• Task to carry out: Can you convert the data below, from its first line up to and including the line with "x-tick-label: 0.55 — [352, 306, 363, 326]", into a JSON list of strings, one string per line with blank lines left out?

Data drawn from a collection
● ● ●
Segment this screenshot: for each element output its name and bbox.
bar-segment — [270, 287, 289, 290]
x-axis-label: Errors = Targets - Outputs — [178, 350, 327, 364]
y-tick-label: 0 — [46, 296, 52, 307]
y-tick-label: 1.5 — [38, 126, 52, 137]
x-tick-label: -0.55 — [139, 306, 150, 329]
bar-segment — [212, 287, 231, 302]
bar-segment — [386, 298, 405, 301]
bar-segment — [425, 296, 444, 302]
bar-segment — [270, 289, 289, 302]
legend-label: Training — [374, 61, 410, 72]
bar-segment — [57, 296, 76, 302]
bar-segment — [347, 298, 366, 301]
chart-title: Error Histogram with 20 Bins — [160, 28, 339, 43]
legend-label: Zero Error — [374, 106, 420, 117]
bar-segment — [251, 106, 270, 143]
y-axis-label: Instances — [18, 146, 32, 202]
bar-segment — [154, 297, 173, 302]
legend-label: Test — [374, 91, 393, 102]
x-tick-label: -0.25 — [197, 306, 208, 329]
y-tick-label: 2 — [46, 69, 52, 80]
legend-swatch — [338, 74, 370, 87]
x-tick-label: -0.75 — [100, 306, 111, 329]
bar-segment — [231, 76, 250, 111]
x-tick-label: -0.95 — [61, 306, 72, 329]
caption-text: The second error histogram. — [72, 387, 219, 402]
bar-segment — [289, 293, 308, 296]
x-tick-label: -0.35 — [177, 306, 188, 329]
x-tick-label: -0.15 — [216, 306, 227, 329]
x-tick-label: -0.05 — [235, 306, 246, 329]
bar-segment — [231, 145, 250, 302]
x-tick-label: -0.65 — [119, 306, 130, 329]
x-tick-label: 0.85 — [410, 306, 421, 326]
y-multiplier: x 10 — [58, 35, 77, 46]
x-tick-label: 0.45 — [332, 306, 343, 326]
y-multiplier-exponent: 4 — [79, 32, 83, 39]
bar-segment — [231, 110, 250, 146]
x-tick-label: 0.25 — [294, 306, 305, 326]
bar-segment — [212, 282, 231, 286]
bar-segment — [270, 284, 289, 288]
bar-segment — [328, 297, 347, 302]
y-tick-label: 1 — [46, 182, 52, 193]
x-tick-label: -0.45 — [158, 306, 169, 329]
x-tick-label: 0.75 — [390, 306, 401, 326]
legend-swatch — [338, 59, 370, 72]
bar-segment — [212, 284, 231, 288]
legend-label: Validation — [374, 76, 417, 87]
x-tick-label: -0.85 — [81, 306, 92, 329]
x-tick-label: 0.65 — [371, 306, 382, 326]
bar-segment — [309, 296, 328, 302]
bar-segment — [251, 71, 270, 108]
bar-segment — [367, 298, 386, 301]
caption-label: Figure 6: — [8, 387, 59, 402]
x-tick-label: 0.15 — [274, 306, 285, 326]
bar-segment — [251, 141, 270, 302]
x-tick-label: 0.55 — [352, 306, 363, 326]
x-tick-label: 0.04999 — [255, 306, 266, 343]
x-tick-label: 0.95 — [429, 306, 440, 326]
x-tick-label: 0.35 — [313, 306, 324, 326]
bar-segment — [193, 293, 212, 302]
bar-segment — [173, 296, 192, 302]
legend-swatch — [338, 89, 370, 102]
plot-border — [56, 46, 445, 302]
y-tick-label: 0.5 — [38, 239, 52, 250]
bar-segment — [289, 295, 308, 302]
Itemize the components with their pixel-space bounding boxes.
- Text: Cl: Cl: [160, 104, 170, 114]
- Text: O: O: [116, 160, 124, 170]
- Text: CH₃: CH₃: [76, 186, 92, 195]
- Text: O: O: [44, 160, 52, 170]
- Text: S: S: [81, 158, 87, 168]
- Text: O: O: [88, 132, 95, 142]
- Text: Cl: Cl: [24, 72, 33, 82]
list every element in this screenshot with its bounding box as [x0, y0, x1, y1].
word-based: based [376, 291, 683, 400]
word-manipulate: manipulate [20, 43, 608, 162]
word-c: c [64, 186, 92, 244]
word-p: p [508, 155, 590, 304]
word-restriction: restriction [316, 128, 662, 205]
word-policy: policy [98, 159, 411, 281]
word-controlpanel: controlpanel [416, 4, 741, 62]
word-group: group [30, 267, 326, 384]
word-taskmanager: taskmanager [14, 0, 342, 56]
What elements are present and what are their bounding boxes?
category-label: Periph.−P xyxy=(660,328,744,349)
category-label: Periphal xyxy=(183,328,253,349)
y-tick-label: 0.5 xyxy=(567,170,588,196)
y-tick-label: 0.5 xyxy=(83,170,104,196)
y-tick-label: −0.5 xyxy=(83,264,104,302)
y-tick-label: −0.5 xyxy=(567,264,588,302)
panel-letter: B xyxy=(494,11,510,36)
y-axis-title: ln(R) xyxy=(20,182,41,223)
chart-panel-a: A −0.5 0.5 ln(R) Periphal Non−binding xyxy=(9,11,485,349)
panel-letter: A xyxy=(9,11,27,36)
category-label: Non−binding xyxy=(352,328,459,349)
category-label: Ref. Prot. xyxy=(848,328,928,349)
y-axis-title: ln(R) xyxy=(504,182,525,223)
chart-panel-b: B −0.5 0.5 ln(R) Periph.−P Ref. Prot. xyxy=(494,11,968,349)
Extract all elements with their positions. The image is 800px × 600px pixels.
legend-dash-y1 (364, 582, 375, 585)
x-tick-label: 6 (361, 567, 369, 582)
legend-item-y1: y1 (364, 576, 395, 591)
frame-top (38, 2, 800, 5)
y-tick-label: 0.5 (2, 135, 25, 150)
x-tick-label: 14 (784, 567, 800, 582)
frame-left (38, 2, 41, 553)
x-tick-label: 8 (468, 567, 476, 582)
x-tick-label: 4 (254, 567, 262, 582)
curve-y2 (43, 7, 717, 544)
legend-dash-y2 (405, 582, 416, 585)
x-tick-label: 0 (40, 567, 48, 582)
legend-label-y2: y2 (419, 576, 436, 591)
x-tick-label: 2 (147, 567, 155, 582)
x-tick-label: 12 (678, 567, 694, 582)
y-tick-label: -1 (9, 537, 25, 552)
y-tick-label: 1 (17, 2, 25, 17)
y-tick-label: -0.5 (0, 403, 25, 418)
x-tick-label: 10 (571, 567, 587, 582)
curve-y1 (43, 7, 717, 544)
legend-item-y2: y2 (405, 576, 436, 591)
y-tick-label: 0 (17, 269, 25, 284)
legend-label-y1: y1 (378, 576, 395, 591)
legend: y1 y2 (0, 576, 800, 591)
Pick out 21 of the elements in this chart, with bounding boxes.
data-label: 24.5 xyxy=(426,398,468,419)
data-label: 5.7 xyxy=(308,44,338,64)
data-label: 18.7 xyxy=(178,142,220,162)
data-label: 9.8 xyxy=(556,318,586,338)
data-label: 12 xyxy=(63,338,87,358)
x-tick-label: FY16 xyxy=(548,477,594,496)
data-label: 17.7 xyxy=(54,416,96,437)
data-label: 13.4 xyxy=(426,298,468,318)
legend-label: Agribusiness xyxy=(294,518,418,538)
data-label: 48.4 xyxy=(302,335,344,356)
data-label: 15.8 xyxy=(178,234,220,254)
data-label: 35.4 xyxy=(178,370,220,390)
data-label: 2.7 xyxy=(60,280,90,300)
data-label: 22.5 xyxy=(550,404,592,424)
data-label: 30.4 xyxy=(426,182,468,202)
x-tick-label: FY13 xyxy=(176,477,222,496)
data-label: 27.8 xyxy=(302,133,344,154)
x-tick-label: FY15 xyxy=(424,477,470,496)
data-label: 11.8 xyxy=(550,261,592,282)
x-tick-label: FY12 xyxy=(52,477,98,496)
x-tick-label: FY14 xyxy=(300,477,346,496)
● ● ●
• Output:
[
  "Segment this screenshot: for each element output its name and bbox.",
  "bar-segment — [270, 287, 289, 290]",
  "x-axis-label: Errors = Targets - Outputs — [178, 350, 327, 364]",
  "y-tick-label: 0 — [46, 296, 52, 307]",
  "y-tick-label: 1.5 — [38, 126, 52, 137]",
  "x-tick-label: -0.55 — [139, 306, 150, 329]",
  "bar-segment — [212, 287, 231, 302]",
  "bar-segment — [386, 298, 405, 301]",
  "bar-segment — [425, 296, 444, 302]",
  "bar-segment — [270, 289, 289, 302]",
  "legend-label: Training — [374, 61, 410, 72]",
  "bar-segment — [57, 296, 76, 302]",
  "bar-segment — [347, 298, 366, 301]",
  "chart-title: Error Histogram with 20 Bins — [160, 28, 339, 43]",
  "legend-label: Zero Error — [374, 106, 420, 117]",
  "bar-segment — [251, 106, 270, 143]",
  "y-axis-label: Instances — [18, 146, 32, 202]",
  "bar-segment — [154, 297, 173, 302]",
  "legend-label: Test — [374, 91, 393, 102]",
  "x-tick-label: -0.25 — [197, 306, 208, 329]",
  "y-tick-label: 2 — [46, 69, 52, 80]",
  "legend-swatch — [338, 74, 370, 87]",
  "x-tick-label: -0.75 — [100, 306, 111, 329]",
  "bar-segment — [231, 76, 250, 111]",
  "x-tick-label: -0.95 — [61, 306, 72, 329]",
  "caption-text: The second error histogram. — [72, 387, 219, 402]",
  "bar-segment — [289, 293, 308, 296]",
  "x-tick-label: -0.35 — [177, 306, 188, 329]",
  "x-tick-label: -0.15 — [216, 306, 227, 329]",
  "x-tick-label: -0.05 — [235, 306, 246, 329]",
  "bar-segment — [231, 145, 250, 302]",
  "x-tick-label: -0.65 — [119, 306, 130, 329]",
  "x-tick-label: 0.85 — [410, 306, 421, 326]",
  "y-multiplier: x 10 — [58, 35, 77, 46]",
  "x-tick-label: 0.45 — [332, 306, 343, 326]",
  "y-multiplier-exponent: 4 — [79, 32, 83, 39]",
  "bar-segment — [231, 110, 250, 146]",
  "x-tick-label: 0.25 — [294, 306, 305, 326]",
  "bar-segment — [212, 282, 231, 286]",
  "bar-segment — [270, 284, 289, 288]",
  "bar-segment — [328, 297, 347, 302]",
  "y-tick-label: 1 — [46, 182, 52, 193]",
  "x-tick-label: -0.45 — [158, 306, 169, 329]",
  "x-tick-label: 0.75 — [390, 306, 401, 326]",
  "legend-swatch — [338, 59, 370, 72]",
  "bar-segment — [212, 284, 231, 288]",
  "legend-label: Validation — [374, 76, 417, 87]",
  "x-tick-label: -0.85 — [81, 306, 92, 329]",
  "x-tick-label: 0.65 — [371, 306, 382, 326]",
  "bar-segment — [309, 296, 328, 302]",
  "bar-segment — [251, 71, 270, 108]",
  "bar-segment — [367, 298, 386, 301]",
  "caption-label: Figure 6: — [8, 387, 59, 402]",
  "x-tick-label: 0.15 — [274, 306, 285, 326]",
  "bar-segment — [251, 141, 270, 302]",
  "x-tick-label: 0.55 — [352, 306, 363, 326]"
]